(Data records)
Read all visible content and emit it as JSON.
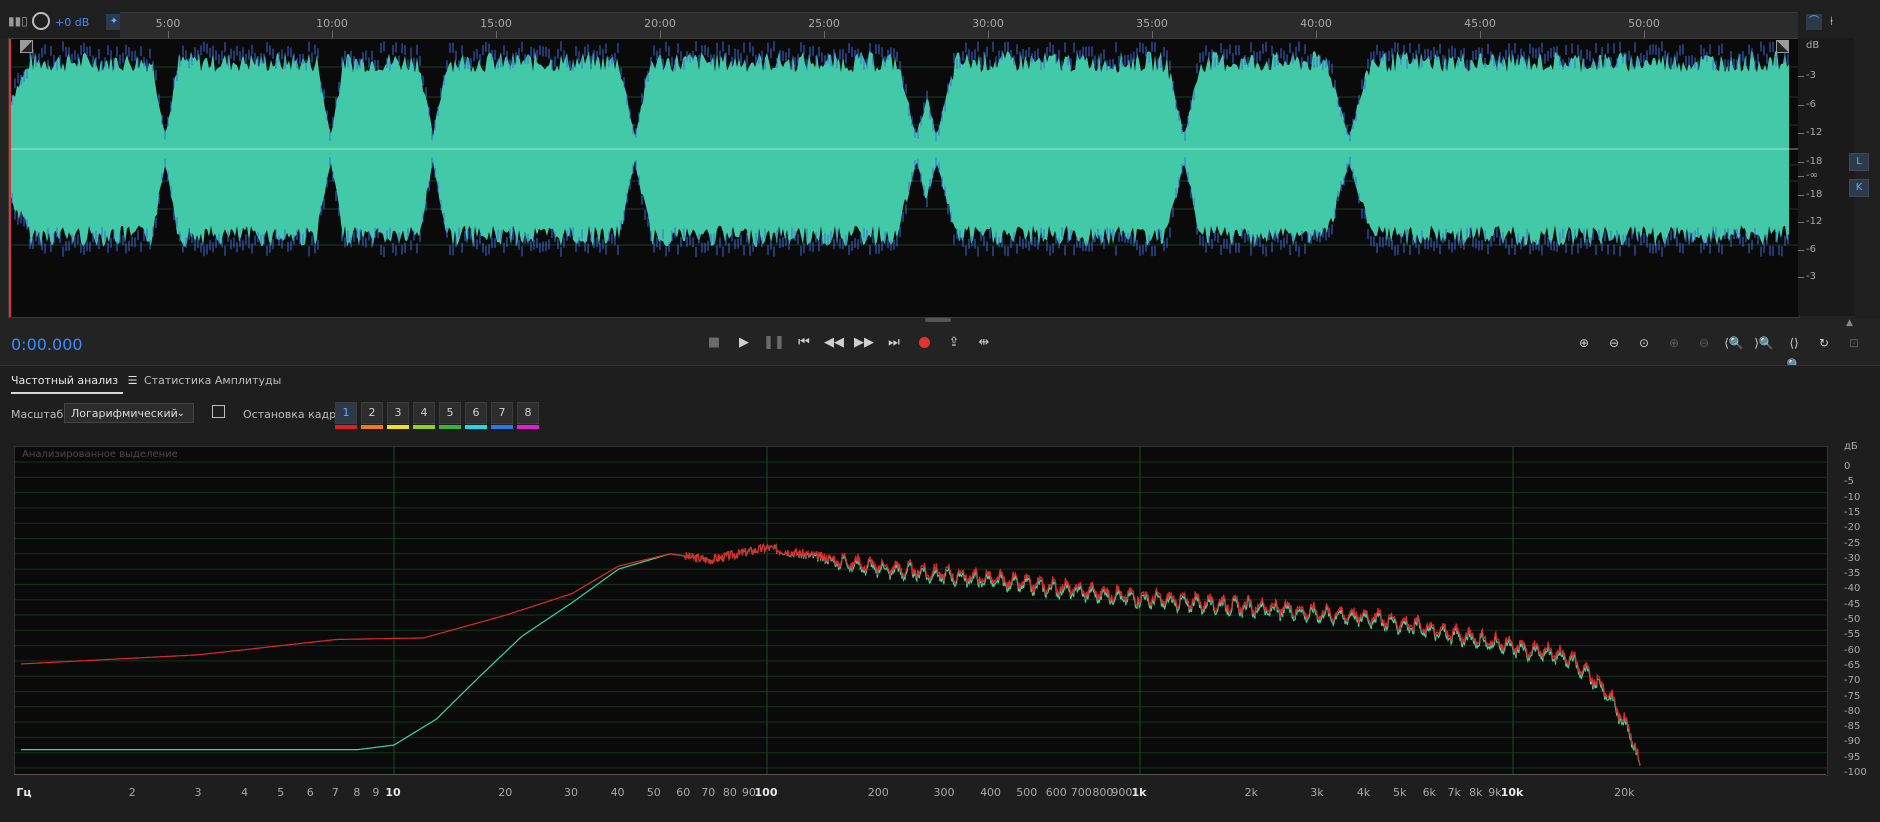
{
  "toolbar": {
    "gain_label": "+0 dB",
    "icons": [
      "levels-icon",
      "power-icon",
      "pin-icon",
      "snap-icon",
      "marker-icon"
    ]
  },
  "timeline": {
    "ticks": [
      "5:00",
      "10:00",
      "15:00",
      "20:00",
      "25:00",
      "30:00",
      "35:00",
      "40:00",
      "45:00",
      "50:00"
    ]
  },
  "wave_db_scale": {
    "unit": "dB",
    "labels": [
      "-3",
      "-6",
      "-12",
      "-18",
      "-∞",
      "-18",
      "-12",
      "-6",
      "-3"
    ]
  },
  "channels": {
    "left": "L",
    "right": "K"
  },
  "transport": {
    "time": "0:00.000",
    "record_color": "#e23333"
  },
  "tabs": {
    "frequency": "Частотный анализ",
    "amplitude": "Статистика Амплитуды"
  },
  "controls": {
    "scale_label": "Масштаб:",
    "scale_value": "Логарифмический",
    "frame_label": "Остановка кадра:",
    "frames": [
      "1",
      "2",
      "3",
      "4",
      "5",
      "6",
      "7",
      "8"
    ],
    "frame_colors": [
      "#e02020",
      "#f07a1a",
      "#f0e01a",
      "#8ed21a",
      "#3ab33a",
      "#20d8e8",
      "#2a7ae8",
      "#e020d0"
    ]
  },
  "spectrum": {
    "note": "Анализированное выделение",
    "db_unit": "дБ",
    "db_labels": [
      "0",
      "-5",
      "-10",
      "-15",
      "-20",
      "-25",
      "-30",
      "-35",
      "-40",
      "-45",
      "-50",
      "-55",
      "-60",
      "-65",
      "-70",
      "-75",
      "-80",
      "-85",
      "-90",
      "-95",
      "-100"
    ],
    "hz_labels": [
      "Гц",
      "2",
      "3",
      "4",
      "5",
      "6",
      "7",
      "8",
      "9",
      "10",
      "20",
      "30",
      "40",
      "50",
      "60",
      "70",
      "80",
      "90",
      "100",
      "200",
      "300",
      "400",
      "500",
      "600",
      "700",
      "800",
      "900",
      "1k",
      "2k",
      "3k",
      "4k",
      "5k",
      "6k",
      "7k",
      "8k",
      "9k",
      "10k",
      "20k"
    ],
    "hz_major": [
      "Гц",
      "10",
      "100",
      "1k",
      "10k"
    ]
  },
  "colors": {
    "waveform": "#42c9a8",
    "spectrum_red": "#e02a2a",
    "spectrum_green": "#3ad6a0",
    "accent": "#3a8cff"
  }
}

--

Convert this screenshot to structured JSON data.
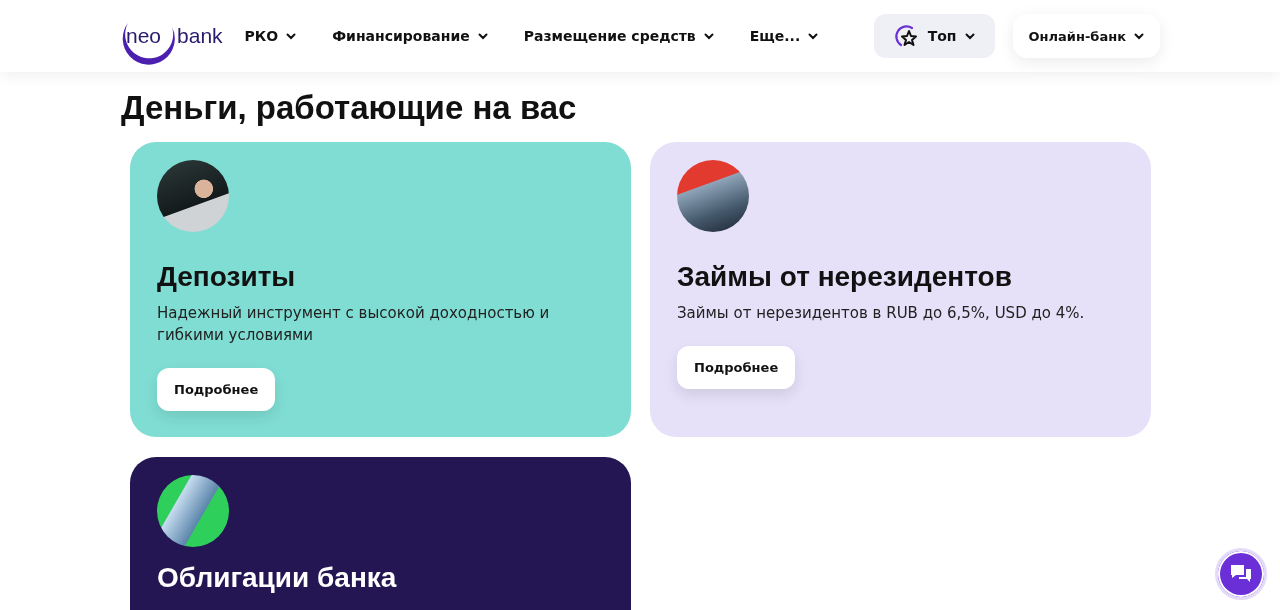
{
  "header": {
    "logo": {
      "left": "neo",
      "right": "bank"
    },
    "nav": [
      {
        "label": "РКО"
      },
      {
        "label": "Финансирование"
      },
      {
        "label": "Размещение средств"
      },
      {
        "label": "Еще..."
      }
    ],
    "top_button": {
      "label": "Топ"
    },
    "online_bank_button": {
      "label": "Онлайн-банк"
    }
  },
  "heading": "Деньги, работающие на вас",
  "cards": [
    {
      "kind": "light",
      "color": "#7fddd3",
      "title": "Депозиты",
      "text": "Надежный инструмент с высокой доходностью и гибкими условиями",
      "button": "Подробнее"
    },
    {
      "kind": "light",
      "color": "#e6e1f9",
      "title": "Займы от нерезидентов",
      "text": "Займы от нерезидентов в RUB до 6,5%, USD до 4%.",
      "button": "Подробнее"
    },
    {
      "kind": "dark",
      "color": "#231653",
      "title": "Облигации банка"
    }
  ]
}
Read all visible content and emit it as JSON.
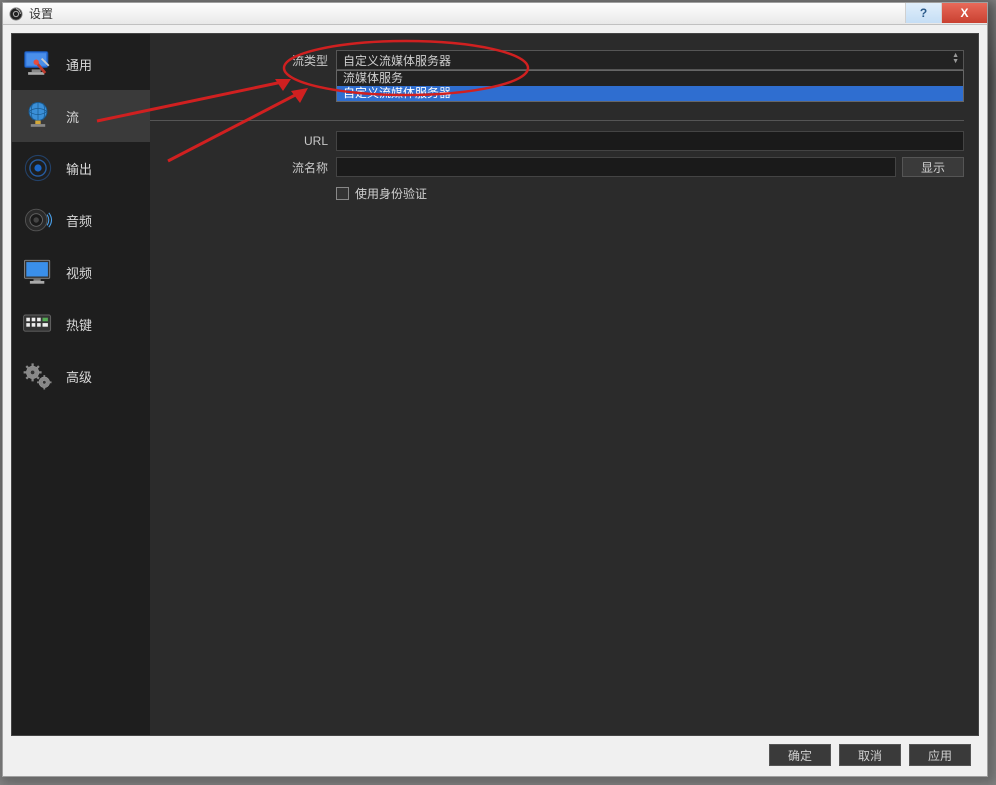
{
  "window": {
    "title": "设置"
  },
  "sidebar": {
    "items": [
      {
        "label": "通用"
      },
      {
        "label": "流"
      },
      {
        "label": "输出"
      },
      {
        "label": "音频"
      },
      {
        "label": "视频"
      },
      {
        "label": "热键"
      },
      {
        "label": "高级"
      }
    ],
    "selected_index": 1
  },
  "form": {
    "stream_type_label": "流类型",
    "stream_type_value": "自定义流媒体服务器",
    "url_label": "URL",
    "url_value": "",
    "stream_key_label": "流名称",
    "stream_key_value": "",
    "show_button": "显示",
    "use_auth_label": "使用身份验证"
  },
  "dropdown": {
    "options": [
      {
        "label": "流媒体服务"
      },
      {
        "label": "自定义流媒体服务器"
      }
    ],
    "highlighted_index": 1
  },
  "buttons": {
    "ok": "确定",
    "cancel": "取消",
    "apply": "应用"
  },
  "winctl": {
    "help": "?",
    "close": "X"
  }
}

---

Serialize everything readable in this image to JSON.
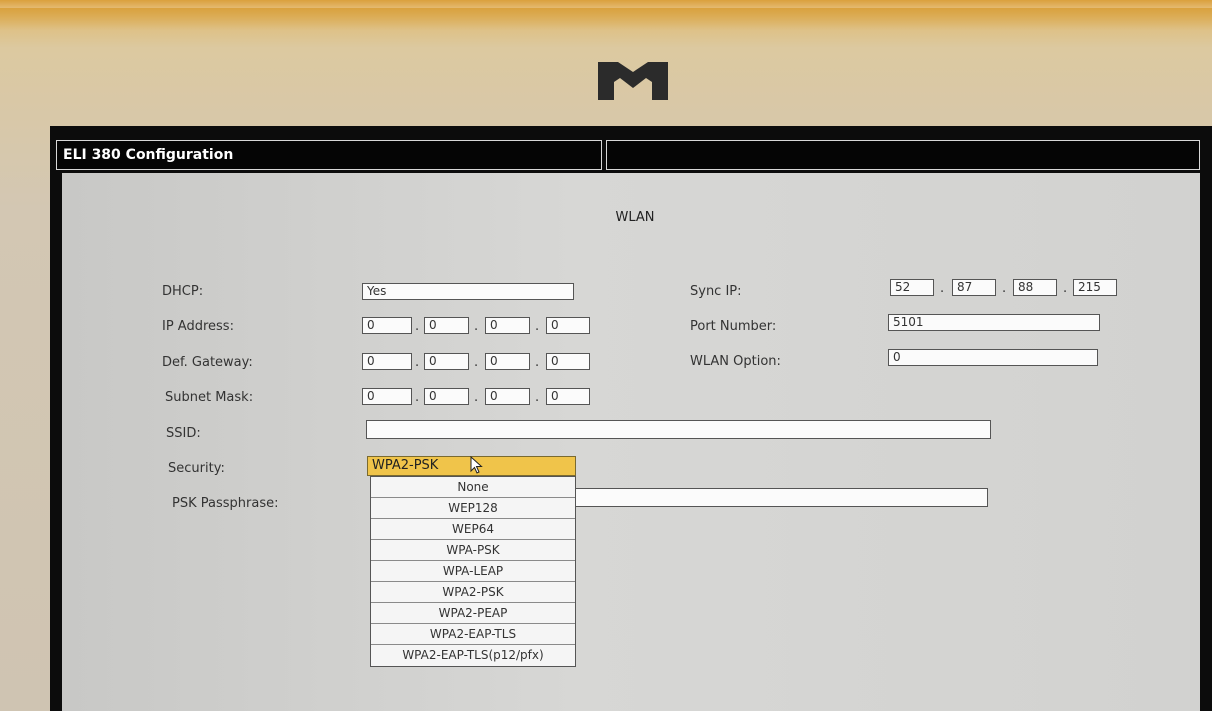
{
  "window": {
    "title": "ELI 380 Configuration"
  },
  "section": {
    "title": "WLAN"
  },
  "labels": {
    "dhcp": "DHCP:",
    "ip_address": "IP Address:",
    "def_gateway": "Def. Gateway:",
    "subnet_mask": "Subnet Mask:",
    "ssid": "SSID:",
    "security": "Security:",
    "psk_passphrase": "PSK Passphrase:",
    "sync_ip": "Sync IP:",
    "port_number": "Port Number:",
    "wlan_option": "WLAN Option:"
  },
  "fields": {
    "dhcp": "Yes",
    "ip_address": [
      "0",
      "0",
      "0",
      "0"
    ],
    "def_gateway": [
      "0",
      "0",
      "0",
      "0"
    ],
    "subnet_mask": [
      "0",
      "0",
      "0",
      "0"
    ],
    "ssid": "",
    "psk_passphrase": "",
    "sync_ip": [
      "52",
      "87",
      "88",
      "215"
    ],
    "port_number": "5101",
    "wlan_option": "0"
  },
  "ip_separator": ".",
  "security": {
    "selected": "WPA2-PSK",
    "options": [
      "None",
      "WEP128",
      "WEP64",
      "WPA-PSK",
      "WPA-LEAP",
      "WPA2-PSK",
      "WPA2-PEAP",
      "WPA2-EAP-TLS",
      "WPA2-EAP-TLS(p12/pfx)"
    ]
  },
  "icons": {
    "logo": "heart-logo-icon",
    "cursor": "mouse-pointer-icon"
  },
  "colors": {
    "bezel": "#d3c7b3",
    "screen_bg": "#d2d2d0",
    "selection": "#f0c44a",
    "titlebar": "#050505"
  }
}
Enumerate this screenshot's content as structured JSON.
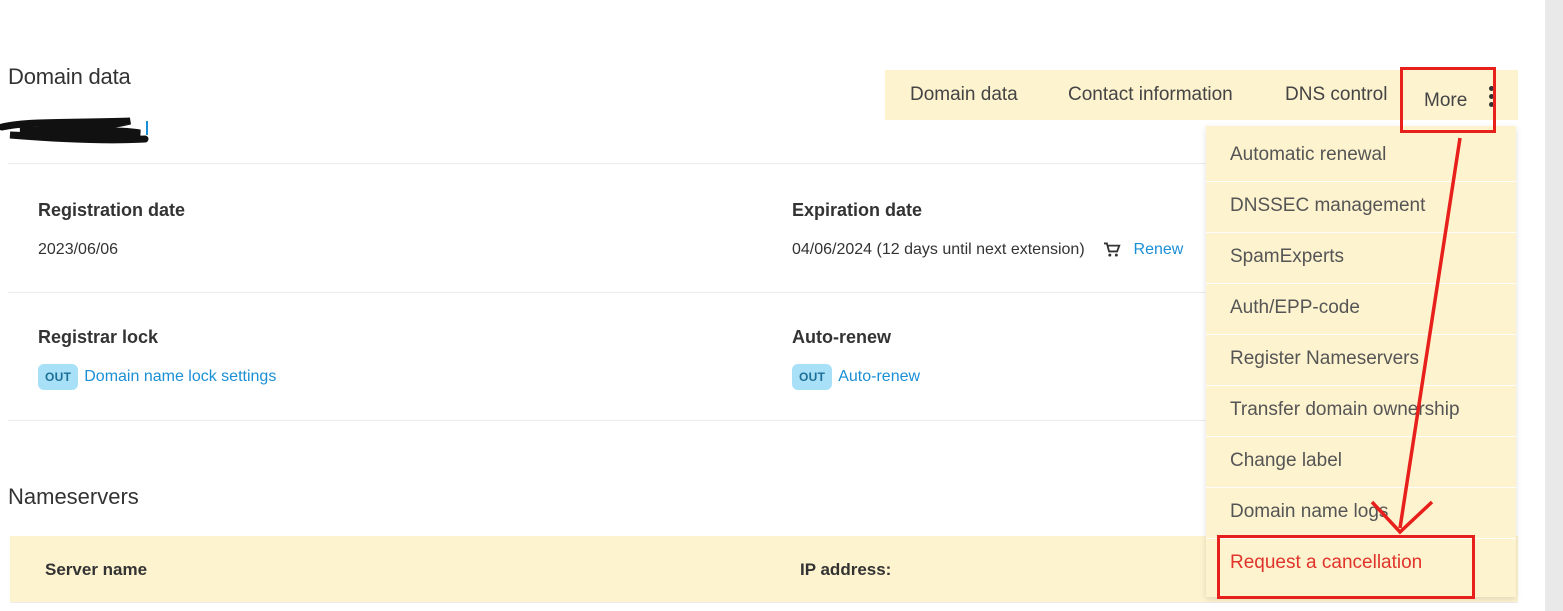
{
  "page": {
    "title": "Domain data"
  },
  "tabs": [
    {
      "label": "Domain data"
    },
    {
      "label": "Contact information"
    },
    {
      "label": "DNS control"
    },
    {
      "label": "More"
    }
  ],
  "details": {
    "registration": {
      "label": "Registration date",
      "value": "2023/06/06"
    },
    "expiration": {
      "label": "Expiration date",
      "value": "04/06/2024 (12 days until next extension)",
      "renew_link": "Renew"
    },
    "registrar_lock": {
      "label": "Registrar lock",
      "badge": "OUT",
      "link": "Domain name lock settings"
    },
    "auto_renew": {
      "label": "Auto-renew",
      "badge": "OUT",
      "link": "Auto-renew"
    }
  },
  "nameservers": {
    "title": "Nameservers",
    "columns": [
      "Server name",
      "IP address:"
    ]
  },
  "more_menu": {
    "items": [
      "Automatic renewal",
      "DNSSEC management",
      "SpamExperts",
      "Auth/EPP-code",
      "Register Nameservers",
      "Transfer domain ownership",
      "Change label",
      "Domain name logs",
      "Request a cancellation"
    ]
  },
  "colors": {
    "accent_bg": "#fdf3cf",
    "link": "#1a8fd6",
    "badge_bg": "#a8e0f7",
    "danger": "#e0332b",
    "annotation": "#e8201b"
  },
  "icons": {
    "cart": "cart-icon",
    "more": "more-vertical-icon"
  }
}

**Set exercise**
Copy each line above where the string "text" occurs.

**Problem solution**
      "text": "Надежный инструмент с высокой доходностью и гибкими условиями",
      "text": "Займы от нерезидентов в RUB до 6,5%, USD до 4%.",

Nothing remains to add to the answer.